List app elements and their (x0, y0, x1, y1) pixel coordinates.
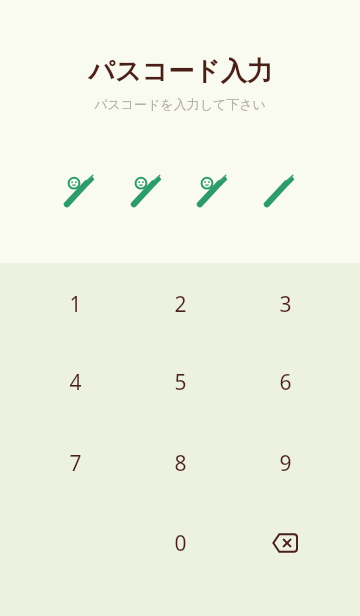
button[interactable]: Delete (240, 510, 330, 576)
button[interactable]: 8 (135, 430, 225, 496)
button[interactable]: 9 (240, 430, 330, 496)
staticText: パスコード入力 (88, 55, 273, 88)
button[interactable]: 7 (30, 430, 120, 496)
staticText: 1 (69, 290, 82, 319)
button[interactable]: 1 (30, 271, 120, 337)
staticText: 4 (69, 368, 82, 397)
staticText: 0 (174, 529, 187, 558)
button[interactable]: 2 (135, 271, 225, 337)
staticText: 2 (174, 290, 187, 319)
staticText: 3 (279, 290, 292, 319)
staticText: 6 (279, 368, 292, 397)
staticText: パスコードを入力して下さい (94, 96, 266, 112)
staticText: 9 (279, 449, 292, 478)
staticText: 7 (69, 449, 82, 478)
staticText: 8 (174, 449, 187, 478)
button[interactable]: 4 (30, 349, 120, 415)
button[interactable]: 6 (240, 349, 330, 415)
button[interactable]: 5 (135, 349, 225, 415)
staticText: 5 (174, 368, 187, 397)
button[interactable]: 0 (135, 510, 225, 576)
button[interactable]: 3 (240, 271, 330, 337)
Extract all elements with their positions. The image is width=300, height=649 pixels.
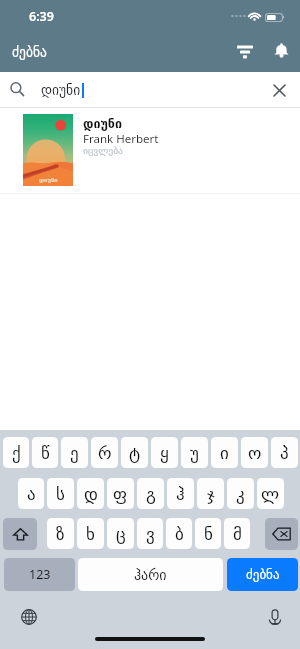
staticText: დიუნი xyxy=(41,82,81,98)
staticText: იცვლება xyxy=(83,145,123,156)
button[interactable]: პ xyxy=(271,437,298,468)
staticText: ძებნა xyxy=(12,44,47,60)
button[interactable]: ჯ xyxy=(197,478,224,509)
staticText: გ xyxy=(146,484,156,504)
button[interactable]: ტ xyxy=(121,437,148,468)
button[interactable]: Clear search xyxy=(266,77,292,103)
staticText: ი xyxy=(220,443,229,463)
staticText: წ xyxy=(41,443,50,463)
button[interactable]: ფ xyxy=(107,478,134,509)
staticText: 123 xyxy=(29,566,51,583)
staticText: ჰარი xyxy=(134,567,167,583)
staticText: ფ xyxy=(113,484,128,504)
staticText: ჰ xyxy=(176,484,185,504)
staticText: ს xyxy=(56,484,65,504)
staticText: მ xyxy=(233,524,242,544)
button[interactable]: ჰარი xyxy=(78,558,223,591)
staticText: ყ xyxy=(160,443,169,463)
button[interactable]: 123 xyxy=(4,558,75,591)
button[interactable]: წ xyxy=(32,437,58,468)
staticText: ქ xyxy=(12,443,21,463)
button[interactable]: გ xyxy=(137,478,164,509)
button[interactable]: ს xyxy=(47,478,74,509)
staticText: პ xyxy=(280,443,289,463)
button[interactable]: კ xyxy=(227,478,254,509)
button[interactable]: მ xyxy=(224,518,250,549)
button[interactable]: ნ xyxy=(195,518,221,549)
staticText: ვ xyxy=(146,524,155,544)
button[interactable]: ქ xyxy=(3,437,29,468)
button[interactable]: Dictate xyxy=(258,600,292,634)
staticText: 6:39 xyxy=(29,8,54,25)
staticText: დიუნი xyxy=(39,176,58,183)
button[interactable]: უ xyxy=(181,437,208,468)
button[interactable]: Shift xyxy=(3,518,37,550)
staticText: ტ xyxy=(129,443,141,463)
button[interactable]: ე xyxy=(61,437,88,468)
staticText: უ xyxy=(190,443,199,463)
button[interactable]: ვ xyxy=(137,518,163,549)
button[interactable]: ჰ xyxy=(167,478,194,509)
staticText: ე xyxy=(70,443,79,463)
button[interactable]: ხ xyxy=(77,518,104,549)
staticText: ჯ xyxy=(207,484,215,504)
button[interactable]: Filter xyxy=(226,31,264,69)
staticText: რ xyxy=(98,443,112,463)
button[interactable]: ყ xyxy=(151,437,178,468)
staticText: დ xyxy=(84,484,98,504)
button[interactable]: Backspace xyxy=(265,518,298,550)
button[interactable]: ა xyxy=(18,478,44,509)
staticText: Frank Herbert xyxy=(83,131,159,147)
staticText: ნ xyxy=(204,524,213,544)
button[interactable]: დ xyxy=(77,478,104,509)
staticText: დიუნი xyxy=(83,116,123,131)
button[interactable]: ო xyxy=(241,437,268,468)
button[interactable]: ი xyxy=(211,437,238,468)
button[interactable]: ლ xyxy=(257,478,284,509)
button[interactable]: ბ xyxy=(166,518,192,549)
button[interactable]: დიუნი xyxy=(0,108,300,193)
staticText: ო xyxy=(248,443,262,463)
staticText: ზ xyxy=(56,524,65,544)
staticText: ბ xyxy=(175,524,184,544)
button[interactable]: ზ xyxy=(47,518,74,549)
staticText: ლ xyxy=(261,484,280,504)
staticText: ც xyxy=(116,524,126,544)
staticText: ა xyxy=(27,484,36,504)
staticText: კ xyxy=(236,484,245,504)
button[interactable]: ძებნა xyxy=(227,558,298,591)
staticText: ხ xyxy=(86,524,95,544)
button[interactable]: Change keyboard xyxy=(12,600,46,634)
staticText: ძებნა xyxy=(246,567,280,582)
button[interactable]: რ xyxy=(91,437,118,468)
button[interactable]: ც xyxy=(107,518,134,549)
button[interactable]: Notifications xyxy=(262,31,300,69)
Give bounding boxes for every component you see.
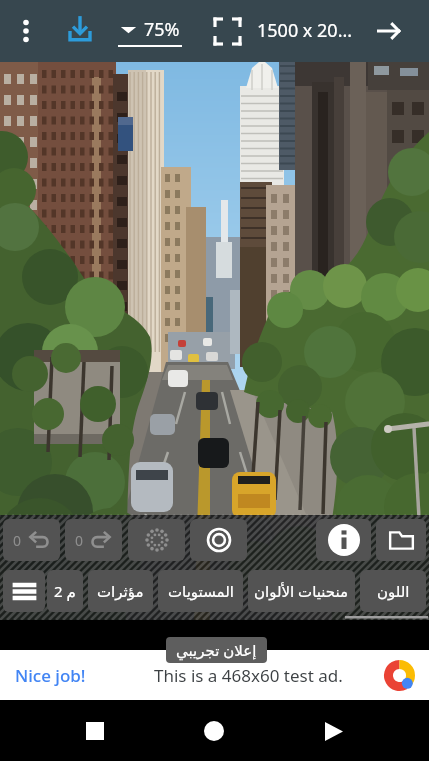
button[interactable]: 75%	[118, 17, 182, 47]
button[interactable]	[3, 570, 45, 612]
button[interactable]: مؤثرات	[88, 570, 153, 612]
staticText: المستويات	[168, 583, 234, 600]
staticText: م 2	[54, 581, 76, 601]
button[interactable]	[309, 707, 357, 755]
button[interactable]	[190, 519, 247, 561]
staticText: 0	[75, 531, 84, 550]
button[interactable]	[214, 18, 241, 45]
button[interactable]: اللون	[360, 570, 426, 612]
button[interactable]	[375, 17, 403, 45]
staticText: This is a 468x60 test ad.	[154, 664, 343, 687]
staticText: مؤثرات	[97, 583, 144, 600]
staticText: منحنيات الألوان	[254, 581, 349, 601]
button[interactable]: 0	[3, 519, 60, 561]
button[interactable]: منحنيات الألوان	[248, 570, 355, 612]
button[interactable]	[376, 519, 426, 561]
button[interactable]: م 2	[47, 570, 83, 612]
button[interactable]: المستويات	[158, 570, 243, 612]
button[interactable]	[2, 7, 50, 55]
button[interactable]	[58, 9, 102, 53]
button[interactable]: Nice job!	[0, 650, 429, 700]
button[interactable]: 0	[65, 519, 122, 561]
button[interactable]	[316, 519, 371, 561]
staticText: Nice job!	[15, 664, 86, 687]
staticText: اللون	[377, 583, 410, 600]
staticText: 75%	[144, 17, 180, 42]
button[interactable]	[128, 519, 185, 561]
staticText: 1500 x 20...	[257, 18, 353, 43]
button[interactable]	[71, 707, 119, 755]
staticText: 0	[13, 531, 22, 550]
staticText: إعلان تجريبي	[176, 640, 257, 660]
button[interactable]	[190, 707, 238, 755]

════

> [Given problem]: Select each line of the data above that contains the string "elements".

> [Written answer]:
List app elements and their (x0, y0, x1, y1) pixel coordinates.
Extract all elements with their positions. The image is width=300, height=649 pixels.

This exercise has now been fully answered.